- **Stated exercise**: Omit every picture and return the rest of the data unaltered.

- **Record set**:
====================
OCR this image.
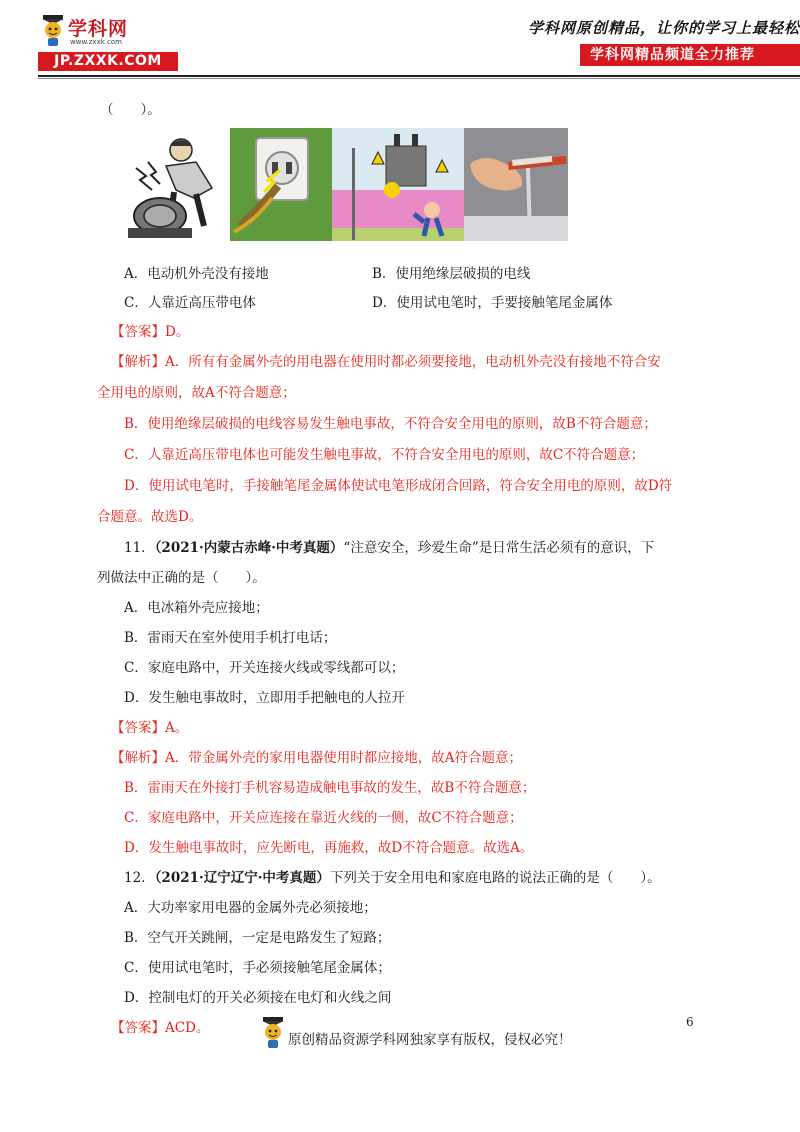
学科网
www.zxxk.com
JP.ZXXK.COM
学科网原创精品，让你的学习上最轻松
学科网精品频道全力推荐
（　　）。
A．电动机外壳没有接地	B．使用绝缘层破损的电线
C．人靠近高压带电体	D．使用试电笔时，手要接触笔尾金属体
【答案】D。
【解析】A．所有有金属外壳的用电器在使用时都必须要接地，电动机外壳没有接地不符合安
全用电的原则，故A不符合题意；
B．使用绝缘层破损的电线容易发生触电事故，不符合安全用电的原则，故B不符合题意；
C．人靠近高压带电体也可能发生触电事故，不符合安全用电的原则，故C不符合题意；
D．使用试电笔时，手接触笔尾金属体使试电笔形成闭合回路，符合安全用电的原则，故D符
合题意。故选D。
11．（2021·内蒙古赤峰·中考真题）“注意安全，珍爱生命”是日常生活必须有的意识，下
列做法中正确的是（　　）。
A．电冰箱外壳应接地；
B．雷雨天在室外使用手机打电话；
C．家庭电路中，开关连接火线或零线都可以；
D．发生触电事故时，立即用手把触电的人拉开
【答案】A。
【解析】A．带金属外壳的家用电器使用时都应接地，故A符合题意；
B．雷雨天在外接打手机容易造成触电事故的发生，故B不符合题意；
C．家庭电路中，开关应连接在靠近火线的一侧，故C不符合题意；
D．发生触电事故时，应先断电，再施救，故D不符合题意。故选A。
12．（2021·辽宁辽宁·中考真题）下列关于安全用电和家庭电路的说法正确的是（　　）。
A．大功率家用电器的金属外壳必须接地；
B．空气开关跳闸，一定是电路发生了短路；
C．使用试电笔时，手必须接触笔尾金属体；
D．控制电灯的开关必须接在电灯和火线之间
【答案】ACD。	6
原创精品资源学科网独家享有版权，侵权必究！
====================
- **Task output**:
OCR this image.
学科网
www.zxxk.com
JP.ZXXK.COM
学科网原创精品，让你的学习上最轻松
学科网精品频道全力推荐
（　　）。
A．电动机外壳没有接地	B．使用绝缘层破损的电线
C．人靠近高压带电体	D．使用试电笔时，手要接触笔尾金属体
【答案】D。
【解析】A．所有有金属外壳的用电器在使用时都必须要接地，电动机外壳没有接地不符合安
全用电的原则，故A不符合题意；
B．使用绝缘层破损的电线容易发生触电事故，不符合安全用电的原则，故B不符合题意；
C．人靠近高压带电体也可能发生触电事故，不符合安全用电的原则，故C不符合题意；
D．使用试电笔时，手接触笔尾金属体使试电笔形成闭合回路，符合安全用电的原则，故D符
合题意。故选D。
11．（2021·内蒙古赤峰·中考真题）“注意安全，珍爱生命”是日常生活必须有的意识，下
列做法中正确的是（　　）。
A．电冰箱外壳应接地；
B．雷雨天在室外使用手机打电话；
C．家庭电路中，开关连接火线或零线都可以；
D．发生触电事故时，立即用手把触电的人拉开
【答案】A。
【解析】A．带金属外壳的家用电器使用时都应接地，故A符合题意；
B．雷雨天在外接打手机容易造成触电事故的发生，故B不符合题意；
C．家庭电路中，开关应连接在靠近火线的一侧，故C不符合题意；
D．发生触电事故时，应先断电，再施救，故D不符合题意。故选A。
12．（2021·辽宁辽宁·中考真题）下列关于安全用电和家庭电路的说法正确的是（　　）。
A．大功率家用电器的金属外壳必须接地；
B．空气开关跳闸，一定是电路发生了短路；
C．使用试电笔时，手必须接触笔尾金属体；
D．控制电灯的开关必须接在电灯和火线之间
【答案】ACD。	6
原创精品资源学科网独家享有版权，侵权必究！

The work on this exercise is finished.